» **Short task**: Collect all lines below with the string "calendar".

Figure data in JSON
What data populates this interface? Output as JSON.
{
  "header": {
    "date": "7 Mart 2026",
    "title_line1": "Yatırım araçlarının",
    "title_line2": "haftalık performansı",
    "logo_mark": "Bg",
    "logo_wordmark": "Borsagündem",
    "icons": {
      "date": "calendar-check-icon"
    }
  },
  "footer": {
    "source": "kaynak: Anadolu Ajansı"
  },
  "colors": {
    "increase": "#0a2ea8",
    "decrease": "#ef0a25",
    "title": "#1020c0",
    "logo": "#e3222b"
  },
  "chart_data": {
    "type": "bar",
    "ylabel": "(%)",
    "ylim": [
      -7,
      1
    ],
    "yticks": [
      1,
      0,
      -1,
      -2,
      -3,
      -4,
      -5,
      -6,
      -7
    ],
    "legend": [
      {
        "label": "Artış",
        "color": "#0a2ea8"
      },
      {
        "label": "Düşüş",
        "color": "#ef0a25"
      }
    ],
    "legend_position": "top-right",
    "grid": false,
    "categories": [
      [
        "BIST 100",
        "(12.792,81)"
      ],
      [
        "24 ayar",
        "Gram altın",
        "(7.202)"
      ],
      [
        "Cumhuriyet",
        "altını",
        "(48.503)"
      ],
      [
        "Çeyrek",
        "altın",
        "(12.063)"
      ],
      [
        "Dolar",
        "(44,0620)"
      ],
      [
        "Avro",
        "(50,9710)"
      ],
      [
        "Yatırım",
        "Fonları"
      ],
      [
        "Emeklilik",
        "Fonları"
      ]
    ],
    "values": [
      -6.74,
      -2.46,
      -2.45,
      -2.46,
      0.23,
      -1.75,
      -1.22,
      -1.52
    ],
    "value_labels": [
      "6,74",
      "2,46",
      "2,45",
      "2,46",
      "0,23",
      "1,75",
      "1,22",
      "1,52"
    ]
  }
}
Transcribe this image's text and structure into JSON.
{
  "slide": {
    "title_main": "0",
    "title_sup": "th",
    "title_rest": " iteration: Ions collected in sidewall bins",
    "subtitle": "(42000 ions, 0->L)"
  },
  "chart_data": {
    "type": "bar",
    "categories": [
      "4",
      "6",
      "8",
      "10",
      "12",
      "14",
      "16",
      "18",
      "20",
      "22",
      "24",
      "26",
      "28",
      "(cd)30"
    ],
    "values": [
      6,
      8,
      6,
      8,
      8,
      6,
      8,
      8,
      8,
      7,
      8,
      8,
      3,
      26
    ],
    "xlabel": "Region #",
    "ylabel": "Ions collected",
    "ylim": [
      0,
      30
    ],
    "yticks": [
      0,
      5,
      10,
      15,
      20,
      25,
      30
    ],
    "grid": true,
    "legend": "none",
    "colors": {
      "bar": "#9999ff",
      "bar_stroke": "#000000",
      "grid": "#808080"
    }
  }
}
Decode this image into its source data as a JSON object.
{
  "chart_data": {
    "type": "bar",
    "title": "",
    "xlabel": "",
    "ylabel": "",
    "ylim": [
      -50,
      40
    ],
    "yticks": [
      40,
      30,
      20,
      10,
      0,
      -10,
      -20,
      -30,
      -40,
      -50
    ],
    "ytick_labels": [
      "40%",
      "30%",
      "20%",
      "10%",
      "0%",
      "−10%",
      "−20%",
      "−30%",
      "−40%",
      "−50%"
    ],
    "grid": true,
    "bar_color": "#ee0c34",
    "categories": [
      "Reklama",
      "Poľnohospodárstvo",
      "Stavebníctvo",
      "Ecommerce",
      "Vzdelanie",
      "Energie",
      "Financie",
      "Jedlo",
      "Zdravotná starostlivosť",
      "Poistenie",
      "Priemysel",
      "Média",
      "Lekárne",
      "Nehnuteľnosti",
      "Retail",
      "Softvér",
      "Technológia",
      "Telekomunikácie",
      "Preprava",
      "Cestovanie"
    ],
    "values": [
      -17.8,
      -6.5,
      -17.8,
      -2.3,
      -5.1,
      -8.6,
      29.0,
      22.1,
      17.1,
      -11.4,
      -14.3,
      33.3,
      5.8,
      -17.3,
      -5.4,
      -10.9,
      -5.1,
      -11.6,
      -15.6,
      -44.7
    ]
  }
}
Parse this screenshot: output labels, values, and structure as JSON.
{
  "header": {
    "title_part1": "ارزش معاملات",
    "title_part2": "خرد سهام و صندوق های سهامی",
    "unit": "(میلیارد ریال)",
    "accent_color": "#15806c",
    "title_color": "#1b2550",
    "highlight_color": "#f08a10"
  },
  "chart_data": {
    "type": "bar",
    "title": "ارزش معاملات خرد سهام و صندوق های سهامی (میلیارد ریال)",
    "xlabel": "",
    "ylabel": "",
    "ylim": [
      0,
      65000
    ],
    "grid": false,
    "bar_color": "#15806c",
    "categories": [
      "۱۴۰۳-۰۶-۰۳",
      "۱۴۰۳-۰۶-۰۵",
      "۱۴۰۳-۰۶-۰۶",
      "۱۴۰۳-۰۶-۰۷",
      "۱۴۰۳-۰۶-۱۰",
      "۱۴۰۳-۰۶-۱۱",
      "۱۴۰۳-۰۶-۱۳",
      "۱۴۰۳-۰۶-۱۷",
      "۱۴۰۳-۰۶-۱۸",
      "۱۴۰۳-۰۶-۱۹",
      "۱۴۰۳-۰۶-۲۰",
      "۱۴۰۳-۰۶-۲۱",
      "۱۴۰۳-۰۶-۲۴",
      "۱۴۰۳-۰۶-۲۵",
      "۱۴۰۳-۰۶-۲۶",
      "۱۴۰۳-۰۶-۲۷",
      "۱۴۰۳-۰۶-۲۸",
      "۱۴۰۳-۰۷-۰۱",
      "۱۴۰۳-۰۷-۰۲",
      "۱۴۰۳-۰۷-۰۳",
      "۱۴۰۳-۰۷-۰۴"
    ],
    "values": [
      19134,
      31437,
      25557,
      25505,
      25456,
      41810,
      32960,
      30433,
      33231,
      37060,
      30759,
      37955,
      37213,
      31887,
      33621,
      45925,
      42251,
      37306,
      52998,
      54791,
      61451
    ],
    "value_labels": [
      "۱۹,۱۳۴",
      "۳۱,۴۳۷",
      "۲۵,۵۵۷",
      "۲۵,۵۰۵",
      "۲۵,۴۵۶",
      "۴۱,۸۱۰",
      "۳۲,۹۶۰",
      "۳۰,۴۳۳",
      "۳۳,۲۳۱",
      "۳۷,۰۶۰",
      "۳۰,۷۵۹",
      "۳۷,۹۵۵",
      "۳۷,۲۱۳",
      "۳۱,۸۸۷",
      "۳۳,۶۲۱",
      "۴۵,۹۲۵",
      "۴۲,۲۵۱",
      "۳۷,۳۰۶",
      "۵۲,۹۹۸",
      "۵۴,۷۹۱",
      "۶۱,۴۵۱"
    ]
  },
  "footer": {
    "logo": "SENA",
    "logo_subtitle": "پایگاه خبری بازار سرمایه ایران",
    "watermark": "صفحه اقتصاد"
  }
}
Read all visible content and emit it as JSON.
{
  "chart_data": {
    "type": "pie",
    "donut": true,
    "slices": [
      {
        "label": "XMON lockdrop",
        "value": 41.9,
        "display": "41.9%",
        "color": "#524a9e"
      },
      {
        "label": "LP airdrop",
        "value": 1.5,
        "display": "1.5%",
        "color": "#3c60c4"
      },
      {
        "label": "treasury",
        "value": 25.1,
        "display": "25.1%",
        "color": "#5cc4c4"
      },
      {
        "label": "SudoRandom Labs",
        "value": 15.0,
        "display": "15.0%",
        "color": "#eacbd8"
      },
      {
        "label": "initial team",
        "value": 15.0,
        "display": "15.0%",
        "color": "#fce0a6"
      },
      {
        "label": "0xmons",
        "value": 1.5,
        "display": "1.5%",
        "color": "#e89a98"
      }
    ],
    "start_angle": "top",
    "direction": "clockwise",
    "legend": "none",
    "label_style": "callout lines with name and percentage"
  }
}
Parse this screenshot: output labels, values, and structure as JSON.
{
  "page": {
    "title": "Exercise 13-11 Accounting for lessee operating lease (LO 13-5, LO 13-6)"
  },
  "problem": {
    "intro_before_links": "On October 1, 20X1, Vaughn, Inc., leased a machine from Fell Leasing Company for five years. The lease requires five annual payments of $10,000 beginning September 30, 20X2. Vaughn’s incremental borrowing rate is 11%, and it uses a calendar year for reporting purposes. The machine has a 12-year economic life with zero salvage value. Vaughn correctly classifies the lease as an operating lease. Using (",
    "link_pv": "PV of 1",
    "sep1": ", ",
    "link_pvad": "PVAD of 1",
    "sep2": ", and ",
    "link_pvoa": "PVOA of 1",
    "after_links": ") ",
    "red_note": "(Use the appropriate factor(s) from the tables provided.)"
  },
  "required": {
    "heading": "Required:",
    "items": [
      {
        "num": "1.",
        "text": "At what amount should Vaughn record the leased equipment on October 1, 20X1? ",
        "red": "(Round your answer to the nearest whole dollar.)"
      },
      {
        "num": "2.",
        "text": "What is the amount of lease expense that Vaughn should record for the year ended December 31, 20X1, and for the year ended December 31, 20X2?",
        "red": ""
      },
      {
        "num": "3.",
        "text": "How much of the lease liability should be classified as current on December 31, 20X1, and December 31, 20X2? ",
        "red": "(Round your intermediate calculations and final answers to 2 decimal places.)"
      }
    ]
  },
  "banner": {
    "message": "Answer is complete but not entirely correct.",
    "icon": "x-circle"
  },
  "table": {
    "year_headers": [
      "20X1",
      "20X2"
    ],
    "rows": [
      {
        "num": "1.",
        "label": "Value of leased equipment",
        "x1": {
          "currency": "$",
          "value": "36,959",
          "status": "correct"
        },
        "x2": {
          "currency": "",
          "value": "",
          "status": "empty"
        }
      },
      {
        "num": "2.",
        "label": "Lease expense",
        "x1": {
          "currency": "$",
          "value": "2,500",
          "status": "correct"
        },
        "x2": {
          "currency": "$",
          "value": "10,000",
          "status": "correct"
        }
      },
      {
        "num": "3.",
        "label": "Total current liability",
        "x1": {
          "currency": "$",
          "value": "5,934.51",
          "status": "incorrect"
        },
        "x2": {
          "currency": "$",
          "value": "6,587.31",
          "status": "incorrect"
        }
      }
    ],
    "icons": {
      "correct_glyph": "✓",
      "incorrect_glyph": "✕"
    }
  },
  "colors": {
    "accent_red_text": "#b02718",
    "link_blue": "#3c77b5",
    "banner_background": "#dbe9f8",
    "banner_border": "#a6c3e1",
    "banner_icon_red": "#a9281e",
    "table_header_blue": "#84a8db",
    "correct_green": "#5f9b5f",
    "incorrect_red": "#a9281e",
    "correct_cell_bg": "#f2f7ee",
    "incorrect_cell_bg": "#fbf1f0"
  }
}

» **Task output**:
      "date": "calendar-check-icon"
    "intro_before_links": "On October 1, 20X1, Vaughn, Inc., leased a machine from Fell Leasing Company for five years. The lease requires five annual payments of $10,000 beginning September 30, 20X2. Vaughn’s incremental borrowing rate is 11%, and it uses a calendar year for reporting purposes. The machine has a 12-year economic life with zero salvage value. Vaughn correctly classifies the lease as an operating lease. Using (",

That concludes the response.